We now elaborate on our synthetic enhancer construct design in Section 2.3 (Lines 219-226). Briefly, we used the same sequence motif that was identified in a study by Chen et al. (Cell 149:618, 2012). In that work, using synthetic enhancers, the binding motif used in our manuscript was validated to recruit Runt to repress the transcription of a lacZ reporter. Specifically, the resulting expression patterns were quantified using in situ hybridization in the presence and absence of Runt protein. We used the exact same sequence and positions of Runt binding sites across all our synthetic enhancer constructs, and we also observed transcriptional repression for all constructs by comparing the presence and absence of Runt protein. Additionally, this binding motif contains the canonical binding motifs for Run domain proteins, which have conserved amino acid sequences for the DNA binding domains between Drosophila Run and its human homologue Runx1 (Chen et al., Cell 149:618, 2012; Koromila et al., Cell Reports 28:855, 2019). Several studies using ChIP-chip, or electric mobility shift assay (EMSA) have identified this consensus sequence to be directly bound by Runx1 protein’s DNA binding domain (Melnikova et al., Journal of Virology 67:2408, 1993; Lewis et al., Journal of Virology 73:5535, 1999). We have now included these references supporting Runt’s direct binding to its binding sites where we introduced our synthetic enhancer constructs in the main text.

6) The fluorescence of nucleus and cytoplasm is quantitatively analyzed, how to distinguish nucleus and cytoplasm? Please give the process and corresponding results.

We segmented nuclei by using the signal stemming from a histone fusion to infrared fluorescent protein (His-iRFP). We have included a new figure (Figure S22) to clearly show this. We have now clarified this point in the Materials and methods.

7) It is shown in Figure 6b that if the cooperativity is not included, a good fitting result cannot be obtained. Has the fitting covered a large enough parameter space search? The fitting results in figure 6 are quite different from the experiment results regardless of the cooperativity. If so, does it mean that the cooperativity plays a major role in the fitting, or even that the individual interaction between Runt and binding sites can be ignored? Could you separate out the part of cooperativity in the fitting results so as to confirm that the cooperativity plays a key role in the experiment?

EXERCISES:
1. According to the reply above, what signal was used to segment nuclei?
2. Quote the stretch of the reply above from "7) It is shown" through "in the experiment?".

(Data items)
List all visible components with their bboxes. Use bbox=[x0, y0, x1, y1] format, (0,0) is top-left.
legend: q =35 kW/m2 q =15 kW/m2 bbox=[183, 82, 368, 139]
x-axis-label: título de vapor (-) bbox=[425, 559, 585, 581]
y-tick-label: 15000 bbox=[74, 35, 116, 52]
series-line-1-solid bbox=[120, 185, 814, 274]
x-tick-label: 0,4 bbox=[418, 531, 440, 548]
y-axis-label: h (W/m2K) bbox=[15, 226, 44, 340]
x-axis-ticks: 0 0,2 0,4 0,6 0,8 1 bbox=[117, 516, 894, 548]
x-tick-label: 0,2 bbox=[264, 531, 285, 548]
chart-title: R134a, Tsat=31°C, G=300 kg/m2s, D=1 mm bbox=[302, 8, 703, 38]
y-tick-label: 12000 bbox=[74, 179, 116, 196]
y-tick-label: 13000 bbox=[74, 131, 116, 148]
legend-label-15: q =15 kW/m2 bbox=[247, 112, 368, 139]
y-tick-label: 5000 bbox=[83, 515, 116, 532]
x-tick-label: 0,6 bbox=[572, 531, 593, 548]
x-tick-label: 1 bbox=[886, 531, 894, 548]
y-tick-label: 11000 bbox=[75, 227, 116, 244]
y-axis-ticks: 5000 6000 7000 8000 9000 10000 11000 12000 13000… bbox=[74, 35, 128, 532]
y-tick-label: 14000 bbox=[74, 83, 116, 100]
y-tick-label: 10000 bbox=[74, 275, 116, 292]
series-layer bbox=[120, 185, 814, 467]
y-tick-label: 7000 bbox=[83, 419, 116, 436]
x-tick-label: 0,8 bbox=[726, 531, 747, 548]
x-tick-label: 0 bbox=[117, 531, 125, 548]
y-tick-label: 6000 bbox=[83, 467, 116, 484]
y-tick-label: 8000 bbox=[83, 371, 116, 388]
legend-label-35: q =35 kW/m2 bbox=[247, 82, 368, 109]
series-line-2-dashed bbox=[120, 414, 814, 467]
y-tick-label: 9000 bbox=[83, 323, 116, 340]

WRITTEN ANSWERS:
1. The signal from a histone fusion to infrared fluorescent protein (His-iRFP).

2.
7) It is shown in Figure 6b that if the cooperativity is not included, a good fitting result cannot be obtained. Has the fitting covered a large enough parameter space search? The fitting results in figure 6 are quite different from the experiment results regardless of the cooperativity. If so, does it mean that the cooperativity plays a major role in the fitting, or even that the individual interaction between Runt and binding sites can be ignored? Could you separate out the part of cooperativity in the fitting results so as to confirm that the cooperativity plays a key role in the experiment?